Locate every line in the records below that contains the word "kind", and copy each one.

# Start of Data excerpts

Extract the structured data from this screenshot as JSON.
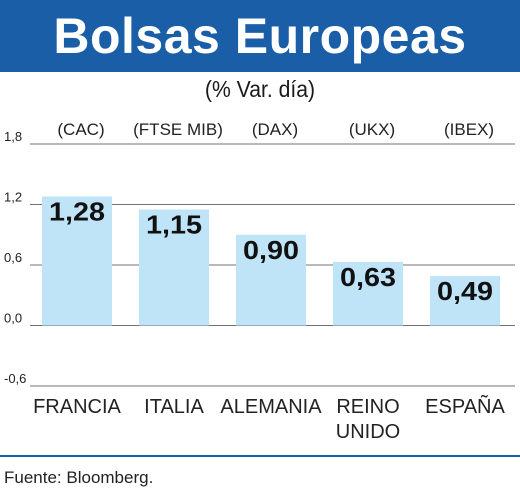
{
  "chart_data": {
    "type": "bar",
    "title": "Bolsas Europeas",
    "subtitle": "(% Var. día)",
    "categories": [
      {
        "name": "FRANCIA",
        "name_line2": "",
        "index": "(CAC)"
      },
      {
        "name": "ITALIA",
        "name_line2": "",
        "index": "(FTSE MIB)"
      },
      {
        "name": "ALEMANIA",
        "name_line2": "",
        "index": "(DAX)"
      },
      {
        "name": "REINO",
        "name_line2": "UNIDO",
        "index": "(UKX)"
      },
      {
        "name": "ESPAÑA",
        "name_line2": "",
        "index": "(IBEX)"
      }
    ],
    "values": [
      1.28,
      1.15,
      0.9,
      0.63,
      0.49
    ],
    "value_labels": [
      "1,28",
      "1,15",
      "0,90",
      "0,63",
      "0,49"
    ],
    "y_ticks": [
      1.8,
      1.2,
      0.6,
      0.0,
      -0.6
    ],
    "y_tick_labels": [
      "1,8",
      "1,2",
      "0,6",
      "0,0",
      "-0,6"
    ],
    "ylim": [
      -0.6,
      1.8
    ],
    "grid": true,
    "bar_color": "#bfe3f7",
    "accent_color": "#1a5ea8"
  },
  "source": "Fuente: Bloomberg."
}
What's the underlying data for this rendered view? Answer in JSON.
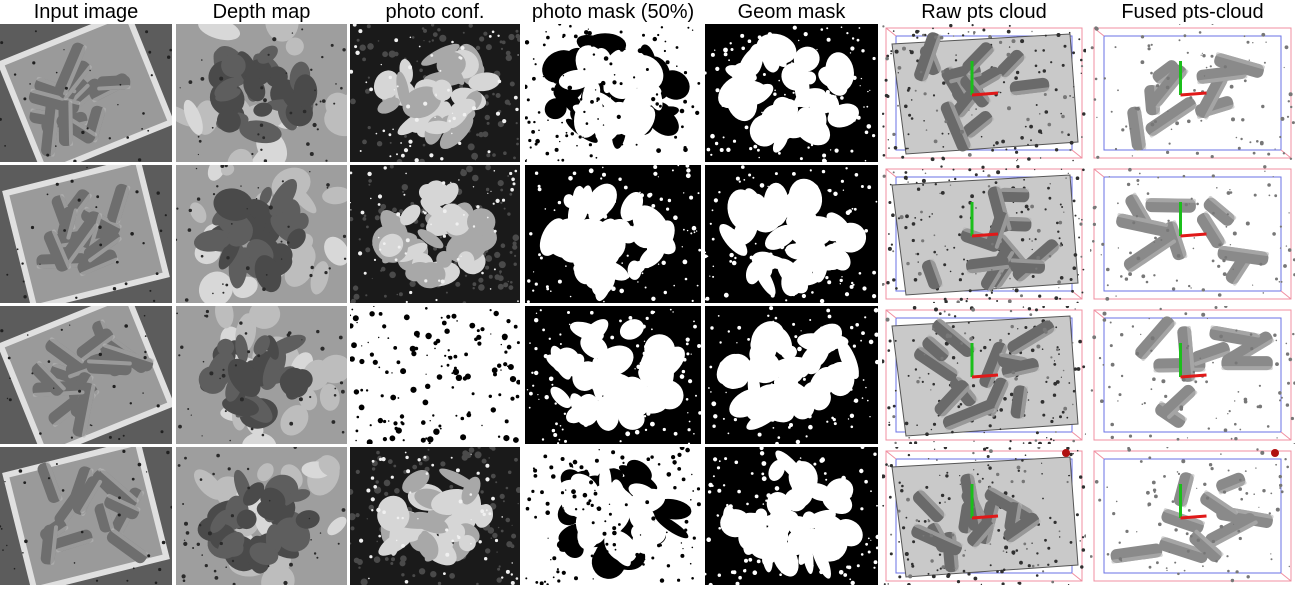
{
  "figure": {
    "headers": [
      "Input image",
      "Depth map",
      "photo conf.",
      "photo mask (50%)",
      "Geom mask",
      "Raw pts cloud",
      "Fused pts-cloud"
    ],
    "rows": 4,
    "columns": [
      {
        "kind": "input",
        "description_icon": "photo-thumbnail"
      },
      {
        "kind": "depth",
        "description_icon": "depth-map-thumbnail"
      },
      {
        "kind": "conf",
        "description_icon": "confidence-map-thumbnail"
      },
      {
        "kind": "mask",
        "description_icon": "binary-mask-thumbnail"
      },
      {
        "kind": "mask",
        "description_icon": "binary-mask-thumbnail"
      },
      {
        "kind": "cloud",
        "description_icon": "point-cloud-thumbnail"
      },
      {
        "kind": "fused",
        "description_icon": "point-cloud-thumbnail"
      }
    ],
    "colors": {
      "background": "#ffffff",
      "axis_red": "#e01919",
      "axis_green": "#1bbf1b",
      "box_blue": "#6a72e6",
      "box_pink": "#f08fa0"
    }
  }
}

# End of Data excerpts

**Response:**
        "kind": "input",
        "kind": "depth",
        "kind": "conf",
        "kind": "mask",
        "kind": "mask",
        "kind": "cloud",
        "kind": "fused",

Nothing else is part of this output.